→ **What is being asked**:
Gather, from the data below, each line in which the word "methods" occurs.
[start of Data to use]
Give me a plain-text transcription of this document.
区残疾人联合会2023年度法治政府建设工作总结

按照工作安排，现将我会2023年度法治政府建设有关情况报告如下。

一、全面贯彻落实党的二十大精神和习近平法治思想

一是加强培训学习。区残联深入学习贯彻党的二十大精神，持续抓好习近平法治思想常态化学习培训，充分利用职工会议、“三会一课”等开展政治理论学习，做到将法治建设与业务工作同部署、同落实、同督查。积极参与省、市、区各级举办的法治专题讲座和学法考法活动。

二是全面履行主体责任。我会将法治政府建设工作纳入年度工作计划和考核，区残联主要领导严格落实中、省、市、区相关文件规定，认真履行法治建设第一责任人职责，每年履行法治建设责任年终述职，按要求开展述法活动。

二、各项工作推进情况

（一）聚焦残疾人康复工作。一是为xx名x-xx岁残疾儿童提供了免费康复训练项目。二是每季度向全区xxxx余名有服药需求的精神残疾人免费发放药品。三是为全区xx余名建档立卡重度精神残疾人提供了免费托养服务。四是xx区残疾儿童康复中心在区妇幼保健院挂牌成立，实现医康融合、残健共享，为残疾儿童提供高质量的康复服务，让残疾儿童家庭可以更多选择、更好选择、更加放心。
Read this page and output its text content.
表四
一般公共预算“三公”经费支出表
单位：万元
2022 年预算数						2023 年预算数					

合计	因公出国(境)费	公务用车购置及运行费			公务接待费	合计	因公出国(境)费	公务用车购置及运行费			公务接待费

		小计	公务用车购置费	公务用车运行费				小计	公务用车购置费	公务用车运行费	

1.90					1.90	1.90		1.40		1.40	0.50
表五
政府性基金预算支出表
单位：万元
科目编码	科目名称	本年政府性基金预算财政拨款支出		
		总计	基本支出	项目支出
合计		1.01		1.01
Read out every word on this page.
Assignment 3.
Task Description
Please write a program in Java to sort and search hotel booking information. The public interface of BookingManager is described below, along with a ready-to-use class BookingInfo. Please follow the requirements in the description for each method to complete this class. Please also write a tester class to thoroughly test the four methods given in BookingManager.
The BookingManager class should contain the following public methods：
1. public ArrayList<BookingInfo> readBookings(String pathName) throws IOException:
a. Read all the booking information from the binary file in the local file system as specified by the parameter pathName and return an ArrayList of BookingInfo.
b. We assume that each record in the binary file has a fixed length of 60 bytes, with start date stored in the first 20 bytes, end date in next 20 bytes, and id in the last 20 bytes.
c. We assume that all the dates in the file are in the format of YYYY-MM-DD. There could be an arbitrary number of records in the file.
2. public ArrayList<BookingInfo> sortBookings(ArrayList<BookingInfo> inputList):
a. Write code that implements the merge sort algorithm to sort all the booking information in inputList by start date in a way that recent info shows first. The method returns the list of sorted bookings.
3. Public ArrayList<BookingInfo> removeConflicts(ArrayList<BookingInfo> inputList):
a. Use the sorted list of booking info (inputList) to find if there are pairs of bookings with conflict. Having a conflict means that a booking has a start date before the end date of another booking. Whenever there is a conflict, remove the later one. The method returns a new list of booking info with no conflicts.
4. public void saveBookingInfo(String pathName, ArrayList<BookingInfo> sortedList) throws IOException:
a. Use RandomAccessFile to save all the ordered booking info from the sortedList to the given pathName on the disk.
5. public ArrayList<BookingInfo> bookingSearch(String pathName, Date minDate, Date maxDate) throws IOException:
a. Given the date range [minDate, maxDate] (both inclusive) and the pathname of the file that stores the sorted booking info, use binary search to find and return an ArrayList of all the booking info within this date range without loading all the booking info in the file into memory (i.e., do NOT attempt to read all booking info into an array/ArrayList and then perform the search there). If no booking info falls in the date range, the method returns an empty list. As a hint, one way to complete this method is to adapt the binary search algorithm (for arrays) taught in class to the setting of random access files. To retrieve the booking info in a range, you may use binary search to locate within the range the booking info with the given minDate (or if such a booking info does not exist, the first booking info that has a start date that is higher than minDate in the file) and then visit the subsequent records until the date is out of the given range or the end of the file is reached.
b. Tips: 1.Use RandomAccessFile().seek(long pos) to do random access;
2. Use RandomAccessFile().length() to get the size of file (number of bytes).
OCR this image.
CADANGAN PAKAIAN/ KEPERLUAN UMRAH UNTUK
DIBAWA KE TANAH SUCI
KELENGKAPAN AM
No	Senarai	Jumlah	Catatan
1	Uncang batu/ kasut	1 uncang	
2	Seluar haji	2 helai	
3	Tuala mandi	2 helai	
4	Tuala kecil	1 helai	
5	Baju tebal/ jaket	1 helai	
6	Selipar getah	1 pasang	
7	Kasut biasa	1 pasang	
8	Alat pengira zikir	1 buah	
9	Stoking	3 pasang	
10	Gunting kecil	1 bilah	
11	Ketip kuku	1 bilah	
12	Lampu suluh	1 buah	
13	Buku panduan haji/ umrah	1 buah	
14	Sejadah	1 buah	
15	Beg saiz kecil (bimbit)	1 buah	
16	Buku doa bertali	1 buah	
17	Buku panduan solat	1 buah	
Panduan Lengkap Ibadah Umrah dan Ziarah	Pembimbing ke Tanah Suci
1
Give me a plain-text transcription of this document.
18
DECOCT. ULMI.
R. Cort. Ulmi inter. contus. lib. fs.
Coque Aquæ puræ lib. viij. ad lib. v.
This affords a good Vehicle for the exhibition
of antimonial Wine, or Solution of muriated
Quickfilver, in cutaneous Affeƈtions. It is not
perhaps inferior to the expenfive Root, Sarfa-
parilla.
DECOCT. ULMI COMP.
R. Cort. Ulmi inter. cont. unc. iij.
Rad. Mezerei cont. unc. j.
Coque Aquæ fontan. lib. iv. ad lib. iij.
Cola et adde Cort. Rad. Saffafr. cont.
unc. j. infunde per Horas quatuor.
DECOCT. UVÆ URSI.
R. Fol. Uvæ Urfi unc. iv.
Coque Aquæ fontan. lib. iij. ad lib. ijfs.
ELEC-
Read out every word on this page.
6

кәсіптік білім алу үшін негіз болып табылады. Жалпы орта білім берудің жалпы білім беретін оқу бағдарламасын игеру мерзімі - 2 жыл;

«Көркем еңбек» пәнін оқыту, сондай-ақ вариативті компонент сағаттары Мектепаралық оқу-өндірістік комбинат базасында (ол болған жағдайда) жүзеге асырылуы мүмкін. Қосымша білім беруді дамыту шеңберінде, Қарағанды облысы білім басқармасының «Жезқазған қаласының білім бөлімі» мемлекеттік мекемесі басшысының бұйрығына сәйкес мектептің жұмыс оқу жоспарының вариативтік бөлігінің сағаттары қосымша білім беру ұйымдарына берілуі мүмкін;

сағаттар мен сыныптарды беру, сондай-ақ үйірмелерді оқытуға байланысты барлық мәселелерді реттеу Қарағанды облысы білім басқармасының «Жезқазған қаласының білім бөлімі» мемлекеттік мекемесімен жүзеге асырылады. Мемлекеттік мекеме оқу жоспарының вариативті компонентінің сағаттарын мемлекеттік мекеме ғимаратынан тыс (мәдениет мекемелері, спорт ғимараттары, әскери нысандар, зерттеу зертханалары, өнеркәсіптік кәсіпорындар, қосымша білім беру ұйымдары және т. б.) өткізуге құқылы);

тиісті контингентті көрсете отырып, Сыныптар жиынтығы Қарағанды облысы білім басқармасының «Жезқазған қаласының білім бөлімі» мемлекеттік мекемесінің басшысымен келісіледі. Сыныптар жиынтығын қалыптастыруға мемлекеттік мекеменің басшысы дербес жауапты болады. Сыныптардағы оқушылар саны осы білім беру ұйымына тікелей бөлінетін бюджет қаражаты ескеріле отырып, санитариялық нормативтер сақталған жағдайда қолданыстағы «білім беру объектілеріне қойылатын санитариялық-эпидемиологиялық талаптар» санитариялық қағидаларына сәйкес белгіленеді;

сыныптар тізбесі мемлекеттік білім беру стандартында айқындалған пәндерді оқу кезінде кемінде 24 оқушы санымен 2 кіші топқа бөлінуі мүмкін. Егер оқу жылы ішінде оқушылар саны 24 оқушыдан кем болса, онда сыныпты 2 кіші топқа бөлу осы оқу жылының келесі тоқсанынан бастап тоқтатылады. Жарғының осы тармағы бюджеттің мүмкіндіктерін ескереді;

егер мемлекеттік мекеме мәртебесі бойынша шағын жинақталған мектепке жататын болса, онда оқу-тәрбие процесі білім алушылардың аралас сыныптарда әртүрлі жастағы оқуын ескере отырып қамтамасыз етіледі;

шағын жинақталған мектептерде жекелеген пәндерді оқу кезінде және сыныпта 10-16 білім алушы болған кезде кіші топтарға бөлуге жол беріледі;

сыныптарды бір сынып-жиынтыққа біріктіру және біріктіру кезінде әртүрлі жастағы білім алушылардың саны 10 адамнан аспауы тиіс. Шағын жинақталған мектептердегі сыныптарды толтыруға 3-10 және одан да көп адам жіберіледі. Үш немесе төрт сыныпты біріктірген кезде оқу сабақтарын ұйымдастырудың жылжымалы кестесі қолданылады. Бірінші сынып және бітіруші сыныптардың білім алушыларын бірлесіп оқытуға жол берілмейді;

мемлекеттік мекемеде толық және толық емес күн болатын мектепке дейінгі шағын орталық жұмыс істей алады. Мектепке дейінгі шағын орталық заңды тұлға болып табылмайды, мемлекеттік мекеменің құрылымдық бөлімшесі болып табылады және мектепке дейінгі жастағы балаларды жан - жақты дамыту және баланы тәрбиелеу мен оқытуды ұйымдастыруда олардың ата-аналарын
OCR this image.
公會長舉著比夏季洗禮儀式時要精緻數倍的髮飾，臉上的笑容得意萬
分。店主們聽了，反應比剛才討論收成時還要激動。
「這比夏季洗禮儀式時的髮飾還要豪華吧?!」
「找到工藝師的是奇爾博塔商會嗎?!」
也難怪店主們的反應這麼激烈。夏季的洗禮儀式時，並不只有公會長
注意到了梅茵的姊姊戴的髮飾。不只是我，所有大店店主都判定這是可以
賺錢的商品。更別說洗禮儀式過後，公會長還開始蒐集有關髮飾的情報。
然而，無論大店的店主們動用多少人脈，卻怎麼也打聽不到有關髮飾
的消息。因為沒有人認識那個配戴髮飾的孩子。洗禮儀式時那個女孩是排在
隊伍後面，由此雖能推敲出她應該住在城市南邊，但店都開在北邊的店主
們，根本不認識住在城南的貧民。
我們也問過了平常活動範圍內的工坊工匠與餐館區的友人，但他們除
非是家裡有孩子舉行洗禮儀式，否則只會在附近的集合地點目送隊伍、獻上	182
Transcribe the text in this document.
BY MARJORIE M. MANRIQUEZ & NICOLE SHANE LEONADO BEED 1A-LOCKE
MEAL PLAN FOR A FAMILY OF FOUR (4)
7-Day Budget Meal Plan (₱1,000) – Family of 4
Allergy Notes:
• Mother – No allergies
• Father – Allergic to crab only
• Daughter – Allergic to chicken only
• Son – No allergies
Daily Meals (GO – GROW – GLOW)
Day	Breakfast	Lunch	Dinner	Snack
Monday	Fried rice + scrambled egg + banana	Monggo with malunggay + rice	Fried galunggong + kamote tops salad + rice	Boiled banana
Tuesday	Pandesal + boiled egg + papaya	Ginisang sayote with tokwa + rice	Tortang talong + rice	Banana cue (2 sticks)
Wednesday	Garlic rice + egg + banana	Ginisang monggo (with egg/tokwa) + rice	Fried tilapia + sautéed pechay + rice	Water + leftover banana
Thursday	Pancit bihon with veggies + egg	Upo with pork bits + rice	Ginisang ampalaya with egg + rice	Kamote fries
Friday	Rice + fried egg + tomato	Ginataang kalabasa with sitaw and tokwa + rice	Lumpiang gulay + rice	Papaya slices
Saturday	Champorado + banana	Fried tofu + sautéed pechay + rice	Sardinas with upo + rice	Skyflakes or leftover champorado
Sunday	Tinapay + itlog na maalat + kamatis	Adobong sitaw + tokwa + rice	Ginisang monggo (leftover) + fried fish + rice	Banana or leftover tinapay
[end of Data to use]
→ **Solution below**:
Please write a program in Java to sort and search hotel booking information. The public interface of BookingManager is described below, along with a ready-to-use class BookingInfo. Please follow the requirements in the description for each method to complete this class. Please also write a tester class to thoroughly test the four methods given in BookingManager.
The BookingManager class should contain the following public methods：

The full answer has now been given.